**Task**
Searching the material below, find each line that includes the word "Zustimmung", and copy it.

**Data section**
===============

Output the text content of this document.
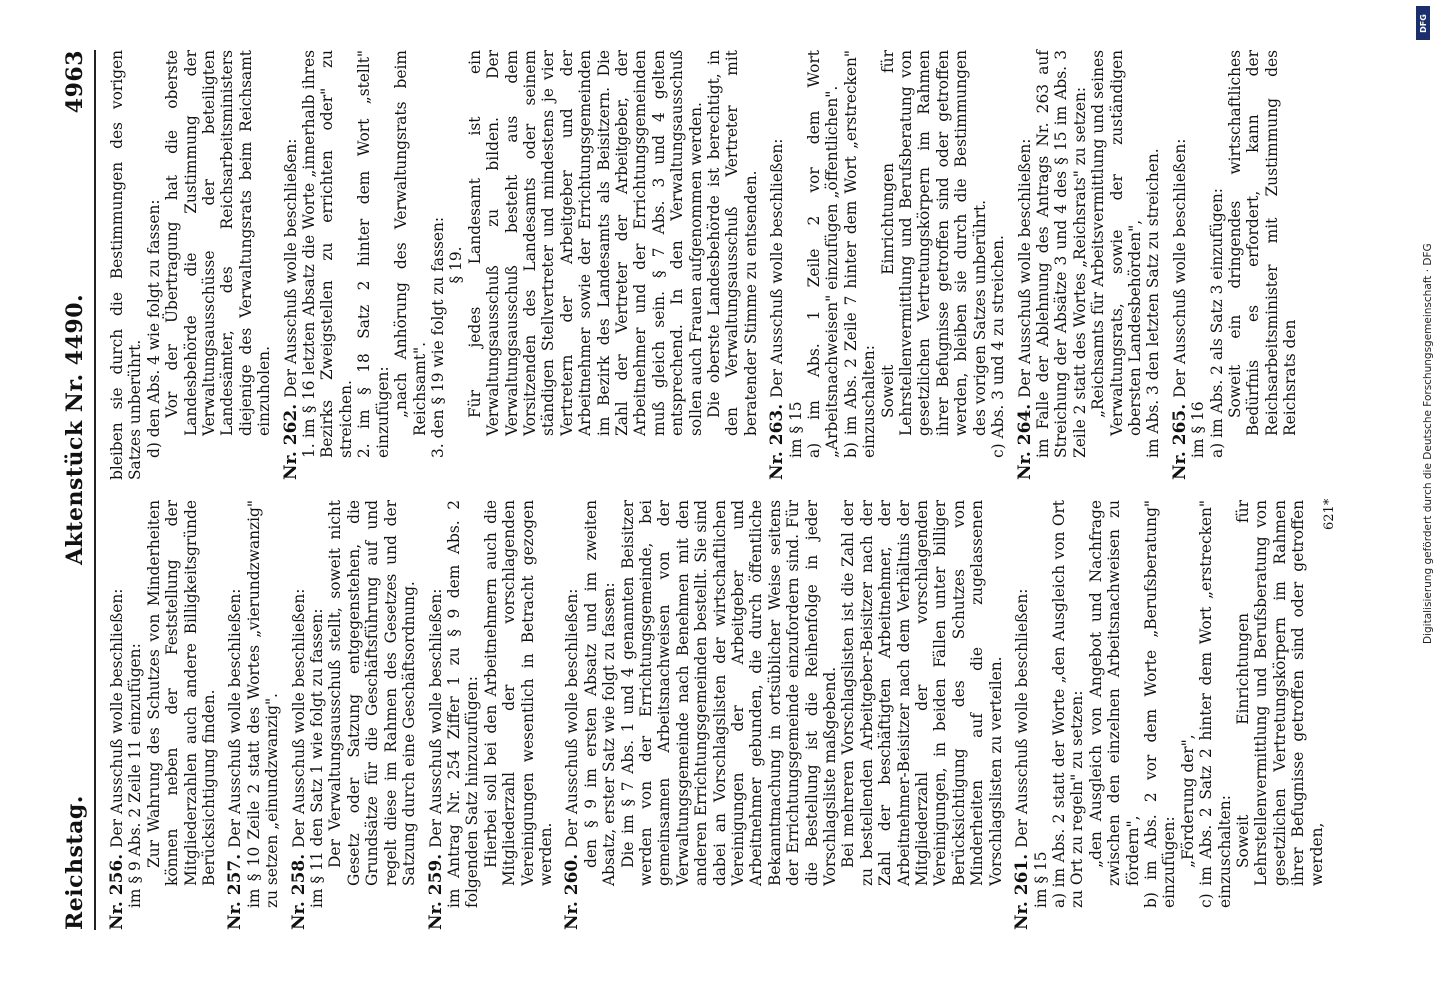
Reichstag.
Aktenstück Nr. 4490.
4963

Nr. 256.Der Ausschuß wolle beschließen: im § 9 Abs. 2 Zeile 11 einzufügen: Zur Wahrung des Schutzes von Minderheiten können neben der Feststellung der Mitgliederzahlen auch andere Billigkeitsgründe Berücksichtigung finden.

Nr. 257.Der Ausschuß wolle beschließen: im § 10 Zeile 2 statt des Wortes „vierundzwanzig" zu setzen „einundzwanzig". Nr. 258.Der Ausschuß wolle beschließen: im § 11 den Satz 1 wie folgt zu fassen: Der Verwaltungsausschuß stellt, soweit nicht Gesetz oder Satzung entgegenstehen, die Grundsätze für die Geschäftsführung auf und regelt diese im Rahmen des Gesetzes und der Satzung durch eine Geschäftsordnung.

Nr. 259.Der Ausschuß wolle beschließen: im Antrag Nr. 254 Ziffer 1 zu § 9 dem Abs. 2 folgenden Satz hinzuzufügen: Hierbei soll bei den Arbeitnehmern auch die Mitgliederzahl der vorschlagenden Vereinigungen wesentlich in Betracht gezogen werden. Nr. 260.Der Ausschuß wolle beschließen: den § 9 im ersten Absatz und im zweiten Absatz, erster Satz wie folgt zu fassen: Die im § 7 Abs. 1 und 4 genannten Beisitzer werden von der Errichtungsgemeinde, bei gemeinsamen Arbeitsnachweisen von der Verwaltungsgemeinde nach Benehmen mit den anderen Errichtungsgemeinden bestellt. Sie sind dabei an Vorschlagslisten der wirtschaftlichen Vereinigungen der Arbeitgeber und Arbeitnehmer gebunden, die durch öffentliche Bekanntmachung in ortsüblicher Weise seitens der Errichtungsgemeinde einzufordern sind. Für die Bestellung ist die Reihenfolge in jeder Vorschlagsliste maßgebend. Bei mehreren Vorschlagslisten ist die Zahl der zu bestellenden Arbeitgeber-Beisitzer nach der Zahl der beschäftigten Arbeitnehmer, der Arbeitnehmer-Beisitzer nach dem Verhältnis der Mitgliederzahl der vorschlagenden Vereinigungen, in beiden Fällen unter billiger Berücksichtigung des Schutzes von Minderheiten auf die zugelassenen Vorschlagslisten zu verteilen.

Nr. 261.Der Ausschuß wolle beschließen:

im § 15 a) im Abs. 2 statt der Worte „den Ausgleich von Ort zu Ort zu regeln" zu setzen: „den Ausgleich von Angebot und Nachfrage zwischen den einzelnen Arbeitsnachweisen zu fördern", b) im Abs. 2 vor dem Worte „Berufsberatung" einzufügen: „Förderung der", c) im Abs. 2 Satz 2 hinter dem Wort „erstrecken" einzuschalten: Soweit Einrichtungen für Lehrstellenvermittlung und Berufsberatung von gesetzlichen Vertretungskörpern im Rahmen ihrer Befugnisse getroffen sind oder getroffen werden,

bleiben sie durch die Bestimmungen des vorigen Satzes unberührt. d) den Abs. 4 wie folgt zu fassen: Vor der Übertragung hat die oberste Landesbehörde die Zustimmung der Verwaltungsausschüsse der beteiligten Landesämter, des Reichsarbeitsministers diejenige des Verwaltungsrats beim Reichsamt einzuholen.

Nr. 262.Der Ausschuß wolle beschließen: 1. im § 16 letzten Absatz die Worte „innerhalb ihres Bezirks Zweigstellen zu errichten oder" zu streichen. 2. im § 18 Satz 2 hinter dem Wort „stellt" einzufügen: „nach Anhörung des Verwaltungsrats beim Reichsamt". 3. den § 19 wie folgt zu fassen: § 19. Für jedes Landesamt ist ein Verwaltungsausschuß zu bilden. Der Verwaltungsausschuß besteht aus dem Vorsitzenden des Landesamts oder seinem ständigen Stellvertreter und mindestens je vier Vertretern der Arbeitgeber und der Arbeitnehmer sowie der Errichtungsgemeinden im Bezirk des Landesamts als Beisitzern. Die Zahl der Vertreter der Arbeitgeber, der Arbeitnehmer und der Errichtungsgemeinden muß gleich sein. § 7 Abs. 3 und 4 gelten entsprechend. In den Verwaltungsausschuß sollen auch Frauen aufgenommen werden. Die oberste Landesbehörde ist berechtigt, in den Verwaltungsausschuß Vertreter mit beratender Stimme zu entsenden.

Nr. 263.Der Ausschuß wolle beschließen:

im § 15 a) im Abs. 1 Zeile 2 vor dem Wort „Arbeitsnachweisen" einzufügen „öffentlichen". b) im Abs. 2 Zeile 7 hinter dem Wort „erstrecken" einzuschalten: Soweit Einrichtungen für Lehrstellenvermittlung und Berufsberatung von gesetzlichen Vertretungskörpern im Rahmen ihrer Befugnisse getroffen sind oder getroffen werden, bleiben sie durch die Bestimmungen des vorigen Satzes unberührt. c) Abs. 3 und 4 zu streichen. Nr. 264.Der Ausschuß wolle beschließen: im Falle der Ablehnung des Antrags Nr. 263 auf Streichung der Absätze 3 und 4 des § 15 im Abs. 3 Zeile 2 statt des Wortes „Reichsrats" zu setzen: „Reichsamts für Arbeitsvermittlung und seines Verwaltungsrats, sowie der zuständigen obersten Landesbehörden", im Abs. 3 den letzten Satz zu streichen. Nr. 265.Der Ausschuß wolle beschließen:

im § 16 a) im Abs. 2 als Satz 3 einzufügen: Soweit ein dringendes wirtschaftliches Bedürfnis es erfordert, kann der Reichsarbeitsminister mit Zustimmung des Reichsrats den

621*
DFG
Digitalisierung gefördert durch die Deutsche Forschungsgemeinschaft · DFG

===============

**Solution to the exercise**
bleiben sie durch die Bestimmungen des vorigen Satzes unberührt. d) den Abs. 4 wie folgt zu fassen: Vor der Übertragung hat die oberste Landesbehörde die Zustimmung der Verwaltungsausschüsse der beteiligten Landesämter, des Reichsarbeitsministers diejenige des Verwaltungsrats beim Reichsamt einzuholen.
im § 16 a) im Abs. 2 als Satz 3 einzufügen: Soweit ein dringendes wirtschaftliches Bedürfnis es erfordert, kann der Reichsarbeitsminister mit Zustimmung des Reichsrats den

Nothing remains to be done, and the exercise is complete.